## Required work
The answer consists of one number: how many lines of the data below include the string "molecule".

## Input material
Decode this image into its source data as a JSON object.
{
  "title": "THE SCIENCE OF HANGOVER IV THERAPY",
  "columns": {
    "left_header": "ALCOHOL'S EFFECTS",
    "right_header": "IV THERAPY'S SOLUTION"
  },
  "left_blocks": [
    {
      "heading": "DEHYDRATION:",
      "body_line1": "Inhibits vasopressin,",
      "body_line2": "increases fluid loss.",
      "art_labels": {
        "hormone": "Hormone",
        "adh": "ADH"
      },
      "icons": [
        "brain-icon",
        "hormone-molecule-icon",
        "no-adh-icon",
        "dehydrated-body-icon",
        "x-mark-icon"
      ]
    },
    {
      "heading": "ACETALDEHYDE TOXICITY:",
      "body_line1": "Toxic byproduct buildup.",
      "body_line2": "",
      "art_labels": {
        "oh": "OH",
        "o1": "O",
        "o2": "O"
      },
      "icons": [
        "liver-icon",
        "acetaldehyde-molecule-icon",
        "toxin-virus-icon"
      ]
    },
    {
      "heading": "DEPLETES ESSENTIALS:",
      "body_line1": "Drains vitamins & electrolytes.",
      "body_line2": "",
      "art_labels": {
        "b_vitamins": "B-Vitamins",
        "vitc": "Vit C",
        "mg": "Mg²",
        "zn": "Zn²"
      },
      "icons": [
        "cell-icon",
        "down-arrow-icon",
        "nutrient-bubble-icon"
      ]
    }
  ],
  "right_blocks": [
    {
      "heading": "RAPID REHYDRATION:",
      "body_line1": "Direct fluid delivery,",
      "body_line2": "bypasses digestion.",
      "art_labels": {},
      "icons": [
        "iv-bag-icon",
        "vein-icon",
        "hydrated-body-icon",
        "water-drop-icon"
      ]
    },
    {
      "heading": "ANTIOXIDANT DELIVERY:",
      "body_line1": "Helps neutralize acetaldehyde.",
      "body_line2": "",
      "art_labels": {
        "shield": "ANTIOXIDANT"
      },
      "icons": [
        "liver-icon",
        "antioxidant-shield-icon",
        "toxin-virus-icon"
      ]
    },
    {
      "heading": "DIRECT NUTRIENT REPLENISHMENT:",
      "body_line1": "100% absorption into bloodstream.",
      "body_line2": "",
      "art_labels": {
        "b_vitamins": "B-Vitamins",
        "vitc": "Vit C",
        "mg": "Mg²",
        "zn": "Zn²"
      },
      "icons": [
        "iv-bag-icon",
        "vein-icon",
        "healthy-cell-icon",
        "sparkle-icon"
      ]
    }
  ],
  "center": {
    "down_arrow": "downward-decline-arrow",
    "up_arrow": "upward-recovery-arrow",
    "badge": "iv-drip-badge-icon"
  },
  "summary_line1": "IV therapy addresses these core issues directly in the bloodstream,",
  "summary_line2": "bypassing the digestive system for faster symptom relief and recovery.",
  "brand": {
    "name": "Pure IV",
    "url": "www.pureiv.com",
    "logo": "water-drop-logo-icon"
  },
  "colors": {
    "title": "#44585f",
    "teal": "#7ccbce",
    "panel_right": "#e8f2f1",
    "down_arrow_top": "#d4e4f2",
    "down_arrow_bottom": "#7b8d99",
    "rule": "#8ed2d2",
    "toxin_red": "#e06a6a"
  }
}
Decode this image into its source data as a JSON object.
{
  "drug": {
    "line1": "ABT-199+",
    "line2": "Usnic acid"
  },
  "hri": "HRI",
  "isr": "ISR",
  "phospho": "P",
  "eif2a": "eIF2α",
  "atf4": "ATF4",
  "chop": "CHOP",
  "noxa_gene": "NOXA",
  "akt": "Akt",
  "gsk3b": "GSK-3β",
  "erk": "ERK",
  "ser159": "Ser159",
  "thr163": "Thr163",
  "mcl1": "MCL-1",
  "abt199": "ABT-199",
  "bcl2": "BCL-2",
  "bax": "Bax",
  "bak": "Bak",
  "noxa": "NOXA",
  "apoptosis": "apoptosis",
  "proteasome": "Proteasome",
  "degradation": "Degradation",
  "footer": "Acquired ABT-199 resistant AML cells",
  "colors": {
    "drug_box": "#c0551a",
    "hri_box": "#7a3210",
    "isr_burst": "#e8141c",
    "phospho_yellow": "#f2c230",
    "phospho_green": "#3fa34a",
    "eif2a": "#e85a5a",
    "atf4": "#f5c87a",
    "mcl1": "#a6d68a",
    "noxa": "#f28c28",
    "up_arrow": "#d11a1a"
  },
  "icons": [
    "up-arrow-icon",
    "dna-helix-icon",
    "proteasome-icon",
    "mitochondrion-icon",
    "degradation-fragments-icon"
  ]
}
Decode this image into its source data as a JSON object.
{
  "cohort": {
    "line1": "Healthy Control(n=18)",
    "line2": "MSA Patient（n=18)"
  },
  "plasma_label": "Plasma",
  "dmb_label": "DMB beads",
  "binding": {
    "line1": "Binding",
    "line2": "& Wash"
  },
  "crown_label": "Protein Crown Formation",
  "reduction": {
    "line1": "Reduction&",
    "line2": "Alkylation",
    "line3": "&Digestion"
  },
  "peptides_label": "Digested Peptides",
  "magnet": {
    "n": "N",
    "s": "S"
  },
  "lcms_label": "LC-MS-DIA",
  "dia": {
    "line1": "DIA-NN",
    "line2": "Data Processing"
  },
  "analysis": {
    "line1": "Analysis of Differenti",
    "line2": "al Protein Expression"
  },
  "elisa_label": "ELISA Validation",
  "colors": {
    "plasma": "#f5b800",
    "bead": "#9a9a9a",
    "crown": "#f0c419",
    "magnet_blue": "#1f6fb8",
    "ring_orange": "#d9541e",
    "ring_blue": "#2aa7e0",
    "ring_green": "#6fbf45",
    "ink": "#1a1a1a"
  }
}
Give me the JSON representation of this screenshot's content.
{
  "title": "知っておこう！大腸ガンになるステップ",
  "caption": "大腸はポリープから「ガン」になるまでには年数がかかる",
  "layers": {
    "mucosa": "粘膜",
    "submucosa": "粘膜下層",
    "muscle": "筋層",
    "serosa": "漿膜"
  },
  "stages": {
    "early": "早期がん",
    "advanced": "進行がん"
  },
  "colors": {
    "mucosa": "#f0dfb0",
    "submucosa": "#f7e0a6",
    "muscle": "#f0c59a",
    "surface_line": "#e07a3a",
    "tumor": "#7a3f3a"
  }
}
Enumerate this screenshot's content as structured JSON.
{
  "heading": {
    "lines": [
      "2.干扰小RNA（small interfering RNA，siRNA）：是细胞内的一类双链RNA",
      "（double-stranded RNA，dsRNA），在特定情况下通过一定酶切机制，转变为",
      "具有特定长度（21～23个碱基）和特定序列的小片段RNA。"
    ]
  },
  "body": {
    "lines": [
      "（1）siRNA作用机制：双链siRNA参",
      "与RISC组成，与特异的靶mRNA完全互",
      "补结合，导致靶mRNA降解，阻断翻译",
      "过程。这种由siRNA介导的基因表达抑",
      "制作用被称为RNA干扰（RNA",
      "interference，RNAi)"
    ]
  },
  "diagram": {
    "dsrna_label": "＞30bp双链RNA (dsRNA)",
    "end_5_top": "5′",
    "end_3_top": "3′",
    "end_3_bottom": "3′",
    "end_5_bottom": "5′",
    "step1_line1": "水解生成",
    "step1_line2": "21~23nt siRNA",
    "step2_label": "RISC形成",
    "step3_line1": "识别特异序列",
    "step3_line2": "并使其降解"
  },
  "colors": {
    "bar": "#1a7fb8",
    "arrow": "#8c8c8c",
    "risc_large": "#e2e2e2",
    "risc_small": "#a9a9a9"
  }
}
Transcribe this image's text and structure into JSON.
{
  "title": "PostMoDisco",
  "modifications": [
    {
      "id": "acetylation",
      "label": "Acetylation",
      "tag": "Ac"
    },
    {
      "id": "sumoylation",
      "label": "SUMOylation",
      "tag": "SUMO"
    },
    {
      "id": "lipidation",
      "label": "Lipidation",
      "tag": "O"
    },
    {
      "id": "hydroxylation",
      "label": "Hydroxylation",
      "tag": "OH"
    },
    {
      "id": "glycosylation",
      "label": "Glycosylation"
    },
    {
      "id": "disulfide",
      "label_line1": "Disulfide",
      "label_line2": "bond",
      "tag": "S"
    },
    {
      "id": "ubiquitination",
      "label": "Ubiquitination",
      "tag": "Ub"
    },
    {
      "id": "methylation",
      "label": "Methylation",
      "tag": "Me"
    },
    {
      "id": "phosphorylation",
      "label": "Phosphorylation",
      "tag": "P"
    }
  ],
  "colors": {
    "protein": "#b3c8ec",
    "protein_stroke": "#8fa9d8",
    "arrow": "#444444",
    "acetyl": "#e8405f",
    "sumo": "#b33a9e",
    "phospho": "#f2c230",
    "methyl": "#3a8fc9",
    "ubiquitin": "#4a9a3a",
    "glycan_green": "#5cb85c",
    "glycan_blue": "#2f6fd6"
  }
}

## Answer area
2